Goal:
What lines of the data hold the string "Pradėjus"? Pull each one out.

****************************************

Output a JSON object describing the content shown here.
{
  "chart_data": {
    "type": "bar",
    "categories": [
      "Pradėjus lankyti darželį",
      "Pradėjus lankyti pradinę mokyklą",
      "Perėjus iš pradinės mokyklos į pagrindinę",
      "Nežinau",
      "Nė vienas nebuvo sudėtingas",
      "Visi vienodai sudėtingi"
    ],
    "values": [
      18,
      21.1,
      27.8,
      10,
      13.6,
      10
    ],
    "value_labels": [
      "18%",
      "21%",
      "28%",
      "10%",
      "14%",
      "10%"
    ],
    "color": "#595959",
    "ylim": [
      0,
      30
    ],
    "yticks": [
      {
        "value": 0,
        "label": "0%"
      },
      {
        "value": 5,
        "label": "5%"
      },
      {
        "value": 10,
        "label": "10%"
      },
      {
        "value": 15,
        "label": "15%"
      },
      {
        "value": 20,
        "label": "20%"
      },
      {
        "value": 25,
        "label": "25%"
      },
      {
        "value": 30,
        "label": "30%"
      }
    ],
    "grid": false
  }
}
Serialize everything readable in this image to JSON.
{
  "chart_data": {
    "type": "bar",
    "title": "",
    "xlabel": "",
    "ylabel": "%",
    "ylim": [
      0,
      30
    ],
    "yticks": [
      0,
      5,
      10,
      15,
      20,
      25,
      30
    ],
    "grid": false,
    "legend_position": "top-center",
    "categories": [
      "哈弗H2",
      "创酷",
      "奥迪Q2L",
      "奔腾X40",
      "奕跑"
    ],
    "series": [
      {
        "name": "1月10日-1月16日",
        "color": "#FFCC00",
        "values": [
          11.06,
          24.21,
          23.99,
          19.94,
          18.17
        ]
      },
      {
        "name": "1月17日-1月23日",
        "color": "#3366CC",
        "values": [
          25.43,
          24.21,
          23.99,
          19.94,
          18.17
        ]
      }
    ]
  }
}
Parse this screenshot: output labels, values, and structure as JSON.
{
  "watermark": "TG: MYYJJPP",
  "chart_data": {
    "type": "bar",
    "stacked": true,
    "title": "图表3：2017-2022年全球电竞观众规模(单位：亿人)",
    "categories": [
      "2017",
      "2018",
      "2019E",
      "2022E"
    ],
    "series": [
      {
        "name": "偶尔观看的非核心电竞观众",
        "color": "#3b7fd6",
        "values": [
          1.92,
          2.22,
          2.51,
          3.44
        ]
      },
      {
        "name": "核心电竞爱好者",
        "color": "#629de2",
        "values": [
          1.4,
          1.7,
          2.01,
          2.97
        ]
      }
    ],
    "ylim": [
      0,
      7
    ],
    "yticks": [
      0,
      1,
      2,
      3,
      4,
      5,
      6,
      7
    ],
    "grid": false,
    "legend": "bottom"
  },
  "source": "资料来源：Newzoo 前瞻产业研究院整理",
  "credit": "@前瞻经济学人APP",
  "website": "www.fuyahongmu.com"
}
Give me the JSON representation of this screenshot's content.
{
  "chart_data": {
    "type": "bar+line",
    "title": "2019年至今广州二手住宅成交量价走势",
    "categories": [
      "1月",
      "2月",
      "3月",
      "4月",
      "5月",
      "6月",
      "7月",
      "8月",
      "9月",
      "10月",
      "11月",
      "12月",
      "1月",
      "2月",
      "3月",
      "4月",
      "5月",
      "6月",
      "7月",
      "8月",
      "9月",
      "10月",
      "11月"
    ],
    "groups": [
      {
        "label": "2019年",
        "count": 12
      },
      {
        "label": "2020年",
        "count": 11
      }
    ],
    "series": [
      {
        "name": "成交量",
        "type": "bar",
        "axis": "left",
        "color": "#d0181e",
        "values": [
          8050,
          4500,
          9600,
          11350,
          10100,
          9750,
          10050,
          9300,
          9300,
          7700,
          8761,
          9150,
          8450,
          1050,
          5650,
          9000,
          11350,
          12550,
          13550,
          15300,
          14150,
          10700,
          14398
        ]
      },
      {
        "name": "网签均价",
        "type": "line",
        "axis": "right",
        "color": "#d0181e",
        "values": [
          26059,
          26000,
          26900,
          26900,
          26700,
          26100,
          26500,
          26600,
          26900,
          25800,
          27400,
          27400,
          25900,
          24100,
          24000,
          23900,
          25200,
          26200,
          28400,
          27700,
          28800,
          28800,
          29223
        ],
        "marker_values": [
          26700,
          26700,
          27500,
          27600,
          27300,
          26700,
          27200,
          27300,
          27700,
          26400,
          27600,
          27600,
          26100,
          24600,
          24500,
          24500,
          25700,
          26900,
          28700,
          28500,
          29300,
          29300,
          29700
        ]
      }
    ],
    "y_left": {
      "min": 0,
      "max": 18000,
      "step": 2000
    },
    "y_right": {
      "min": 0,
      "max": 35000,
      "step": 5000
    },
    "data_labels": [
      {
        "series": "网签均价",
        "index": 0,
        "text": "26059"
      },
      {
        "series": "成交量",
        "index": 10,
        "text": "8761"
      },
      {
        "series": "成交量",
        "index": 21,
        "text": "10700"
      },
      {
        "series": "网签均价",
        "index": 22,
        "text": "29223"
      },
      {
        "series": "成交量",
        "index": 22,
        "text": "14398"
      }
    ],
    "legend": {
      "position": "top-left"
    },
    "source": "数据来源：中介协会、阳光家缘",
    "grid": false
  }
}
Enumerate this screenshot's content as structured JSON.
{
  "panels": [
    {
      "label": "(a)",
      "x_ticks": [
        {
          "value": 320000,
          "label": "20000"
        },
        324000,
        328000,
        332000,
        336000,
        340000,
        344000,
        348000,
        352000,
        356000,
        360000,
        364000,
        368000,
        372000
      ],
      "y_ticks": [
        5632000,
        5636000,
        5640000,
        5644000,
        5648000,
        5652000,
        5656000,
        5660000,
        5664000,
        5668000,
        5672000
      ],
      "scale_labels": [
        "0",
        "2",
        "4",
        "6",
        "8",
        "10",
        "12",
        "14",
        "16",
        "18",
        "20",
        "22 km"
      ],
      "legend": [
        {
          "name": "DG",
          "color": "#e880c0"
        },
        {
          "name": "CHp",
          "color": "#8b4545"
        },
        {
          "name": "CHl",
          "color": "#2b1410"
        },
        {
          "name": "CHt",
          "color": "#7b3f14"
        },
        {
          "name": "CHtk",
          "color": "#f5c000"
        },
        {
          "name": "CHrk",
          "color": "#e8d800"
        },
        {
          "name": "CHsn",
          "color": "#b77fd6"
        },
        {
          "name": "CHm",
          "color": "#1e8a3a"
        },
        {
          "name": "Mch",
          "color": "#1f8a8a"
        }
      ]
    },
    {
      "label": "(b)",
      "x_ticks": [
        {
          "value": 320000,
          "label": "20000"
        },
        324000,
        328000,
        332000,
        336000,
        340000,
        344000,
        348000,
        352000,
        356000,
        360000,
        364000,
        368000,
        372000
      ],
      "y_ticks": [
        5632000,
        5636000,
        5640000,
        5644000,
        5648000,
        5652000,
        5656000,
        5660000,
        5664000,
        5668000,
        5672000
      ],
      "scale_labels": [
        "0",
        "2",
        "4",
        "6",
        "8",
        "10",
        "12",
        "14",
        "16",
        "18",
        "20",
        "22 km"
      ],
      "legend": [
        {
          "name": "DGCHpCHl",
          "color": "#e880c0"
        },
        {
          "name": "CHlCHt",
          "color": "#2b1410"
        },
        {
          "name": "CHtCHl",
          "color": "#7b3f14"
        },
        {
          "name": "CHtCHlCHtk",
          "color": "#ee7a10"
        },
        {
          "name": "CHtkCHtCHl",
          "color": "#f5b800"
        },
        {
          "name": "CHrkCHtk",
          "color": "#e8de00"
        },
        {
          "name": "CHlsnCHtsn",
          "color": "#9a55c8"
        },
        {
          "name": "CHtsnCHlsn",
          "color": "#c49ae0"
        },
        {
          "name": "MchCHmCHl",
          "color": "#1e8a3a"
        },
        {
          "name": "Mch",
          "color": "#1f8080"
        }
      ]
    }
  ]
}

****************************************

Output for this task:
      "Pradėjus lankyti darželį",
      "Pradėjus lankyti pradinę mokyklą",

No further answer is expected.